start Material

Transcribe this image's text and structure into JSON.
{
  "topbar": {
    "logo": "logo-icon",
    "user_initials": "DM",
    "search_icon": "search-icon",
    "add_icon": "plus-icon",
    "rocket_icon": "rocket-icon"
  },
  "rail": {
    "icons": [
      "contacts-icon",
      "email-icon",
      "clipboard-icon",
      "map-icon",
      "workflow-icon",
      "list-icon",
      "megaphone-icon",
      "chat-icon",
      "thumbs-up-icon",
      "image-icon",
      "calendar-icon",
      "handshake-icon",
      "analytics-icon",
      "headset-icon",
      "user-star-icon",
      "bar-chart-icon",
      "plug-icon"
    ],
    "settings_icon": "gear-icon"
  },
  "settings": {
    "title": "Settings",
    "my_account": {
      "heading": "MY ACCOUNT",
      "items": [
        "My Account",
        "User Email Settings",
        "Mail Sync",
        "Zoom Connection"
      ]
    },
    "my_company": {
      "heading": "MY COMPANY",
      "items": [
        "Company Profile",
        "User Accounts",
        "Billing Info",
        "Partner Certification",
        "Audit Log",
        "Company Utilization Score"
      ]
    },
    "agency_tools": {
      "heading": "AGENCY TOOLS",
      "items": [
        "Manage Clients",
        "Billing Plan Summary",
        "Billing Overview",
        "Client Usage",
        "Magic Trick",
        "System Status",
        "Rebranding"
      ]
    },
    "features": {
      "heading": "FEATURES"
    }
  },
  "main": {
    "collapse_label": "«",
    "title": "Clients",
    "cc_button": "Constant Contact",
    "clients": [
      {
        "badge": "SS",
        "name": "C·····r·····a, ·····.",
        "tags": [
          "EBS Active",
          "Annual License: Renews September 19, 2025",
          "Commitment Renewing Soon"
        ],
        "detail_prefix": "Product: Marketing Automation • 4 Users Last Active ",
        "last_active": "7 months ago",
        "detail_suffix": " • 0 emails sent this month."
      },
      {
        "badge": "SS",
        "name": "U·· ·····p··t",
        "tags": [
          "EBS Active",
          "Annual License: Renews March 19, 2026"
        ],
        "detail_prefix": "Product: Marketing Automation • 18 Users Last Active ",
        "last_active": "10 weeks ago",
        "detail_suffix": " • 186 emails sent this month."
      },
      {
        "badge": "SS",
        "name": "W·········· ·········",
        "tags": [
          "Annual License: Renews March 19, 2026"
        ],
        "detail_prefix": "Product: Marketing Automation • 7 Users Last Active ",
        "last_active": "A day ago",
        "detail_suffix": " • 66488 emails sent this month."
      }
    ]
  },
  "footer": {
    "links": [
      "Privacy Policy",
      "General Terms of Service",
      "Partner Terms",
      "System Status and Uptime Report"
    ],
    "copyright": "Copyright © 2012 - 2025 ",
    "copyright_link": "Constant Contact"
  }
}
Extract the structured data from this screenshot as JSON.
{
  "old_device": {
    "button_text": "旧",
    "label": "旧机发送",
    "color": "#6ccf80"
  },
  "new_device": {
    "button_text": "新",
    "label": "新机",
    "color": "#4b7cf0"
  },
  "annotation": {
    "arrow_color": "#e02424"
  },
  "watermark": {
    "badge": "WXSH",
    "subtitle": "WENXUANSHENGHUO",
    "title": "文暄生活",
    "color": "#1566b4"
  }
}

end Material

◆ Directions:
Copy out each line exactly.

◆ Solution below:
Transcribe this image's text and structure into JSON.
{
  "topbar": {
    "logo": "logo-icon",
    "user_initials": "DM",
    "search_icon": "search-icon",
    "add_icon": "plus-icon",
    "rocket_icon": "rocket-icon"
  },
  "rail": {
    "icons": [
      "contacts-icon",
      "email-icon",
      "clipboard-icon",
      "map-icon",
      "workflow-icon",
      "list-icon",
      "megaphone-icon",
      "chat-icon",
      "thumbs-up-icon",
      "image-icon",
      "calendar-icon",
      "handshake-icon",
      "analytics-icon",
      "headset-icon",
      "user-star-icon",
      "bar-chart-icon",
      "plug-icon"
    ],
    "settings_icon": "gear-icon"
  },
  "settings": {
    "title": "Settings",
    "my_account": {
      "heading": "MY ACCOUNT",
      "items": [
        "My Account",
        "User Email Settings",
        "Mail Sync",
        "Zoom Connection"
      ]
    },
    "my_company": {
      "heading": "MY COMPANY",
      "items": [
        "Company Profile",
        "User Accounts",
        "Billing Info",
        "Partner Certification",
        "Audit Log",
        "Company Utilization Score"
      ]
    },
    "agency_tools": {
      "heading": "AGENCY TOOLS",
      "items": [
        "Manage Clients",
        "Billing Plan Summary",
        "Billing Overview",
        "Client Usage",
        "Magic Trick",
        "System Status",
        "Rebranding"
      ]
    },
    "features": {
      "heading": "FEATURES"
    }
  },
  "main": {
    "collapse_label": "«",
    "title": "Clients",
    "cc_button": "Constant Contact",
    "clients": [
      {
        "badge": "SS",
        "name": "C·····r·····a, ·····.",
        "tags": [
          "EBS Active",
          "Annual License: Renews September 19, 2025",
          "Commitment Renewing Soon"
        ],
        "detail_prefix": "Product: Marketing Automation • 4 Users Last Active ",
        "last_active": "7 months ago",
        "detail_suffix": " • 0 emails sent this month."
      },
      {
        "badge": "SS",
        "name": "U·· ·····p··t",
        "tags": [
          "EBS Active",
          "Annual License: Renews March 19, 2026"
        ],
        "detail_prefix": "Product: Marketing Automation • 18 Users Last Active ",
        "last_active": "10 weeks ago",
        "detail_suffix": " • 186 emails sent this month."
      },
      {
        "badge": "SS",
        "name": "W·········· ·········",
        "tags": [
          "Annual License: Renews March 19, 2026"
        ],
        "detail_prefix": "Product: Marketing Automation • 7 Users Last Active ",
        "last_active": "A day ago",
        "detail_suffix": " • 66488 emails sent this month."
      }
    ]
  },
  "footer": {
    "links": [
      "Privacy Policy",
      "General Terms of Service",
      "Partner Terms",
      "System Status and Uptime Report"
    ],
    "copyright": "Copyright © 2012 - 2025 ",
    "copyright_link": "Constant Contact"
  }
}
Extract the structured data from this screenshot as JSON.
{
  "old_device": {
    "button_text": "旧",
    "label": "旧机发送",
    "color": "#6ccf80"
  },
  "new_device": {
    "button_text": "新",
    "label": "新机",
    "color": "#4b7cf0"
  },
  "annotation": {
    "arrow_color": "#e02424"
  },
  "watermark": {
    "badge": "WXSH",
    "subtitle": "WENXUANSHENGHUO",
    "title": "文暄生活",
    "color": "#1566b4"
  }
}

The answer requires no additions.